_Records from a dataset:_
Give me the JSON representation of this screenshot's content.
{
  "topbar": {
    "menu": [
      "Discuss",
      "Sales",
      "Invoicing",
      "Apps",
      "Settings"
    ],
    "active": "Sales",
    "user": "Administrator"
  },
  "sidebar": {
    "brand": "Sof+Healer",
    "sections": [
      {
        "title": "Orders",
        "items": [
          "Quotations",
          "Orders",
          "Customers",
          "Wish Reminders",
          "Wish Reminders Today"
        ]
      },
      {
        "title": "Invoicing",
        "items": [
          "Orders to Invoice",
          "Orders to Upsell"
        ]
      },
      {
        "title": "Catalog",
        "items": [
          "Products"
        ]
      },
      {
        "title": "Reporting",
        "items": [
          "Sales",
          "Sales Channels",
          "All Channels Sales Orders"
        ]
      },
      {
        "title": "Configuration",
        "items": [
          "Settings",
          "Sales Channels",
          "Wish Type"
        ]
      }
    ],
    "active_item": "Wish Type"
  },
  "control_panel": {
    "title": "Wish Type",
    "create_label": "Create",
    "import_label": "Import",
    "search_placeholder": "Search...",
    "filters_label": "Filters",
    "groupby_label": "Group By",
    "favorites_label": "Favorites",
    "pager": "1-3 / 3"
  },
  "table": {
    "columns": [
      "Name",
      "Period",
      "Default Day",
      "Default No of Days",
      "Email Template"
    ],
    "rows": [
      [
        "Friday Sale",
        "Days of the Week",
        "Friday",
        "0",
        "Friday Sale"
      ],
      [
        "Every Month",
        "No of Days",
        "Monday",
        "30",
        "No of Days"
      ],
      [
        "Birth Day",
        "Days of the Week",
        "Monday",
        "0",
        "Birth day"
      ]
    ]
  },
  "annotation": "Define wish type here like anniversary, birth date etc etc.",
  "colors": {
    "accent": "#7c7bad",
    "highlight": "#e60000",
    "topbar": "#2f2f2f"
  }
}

_Task requirements:_ Check each line of the data above for the string "Days" and report only how many lines have it.

_Exercise output:_ 5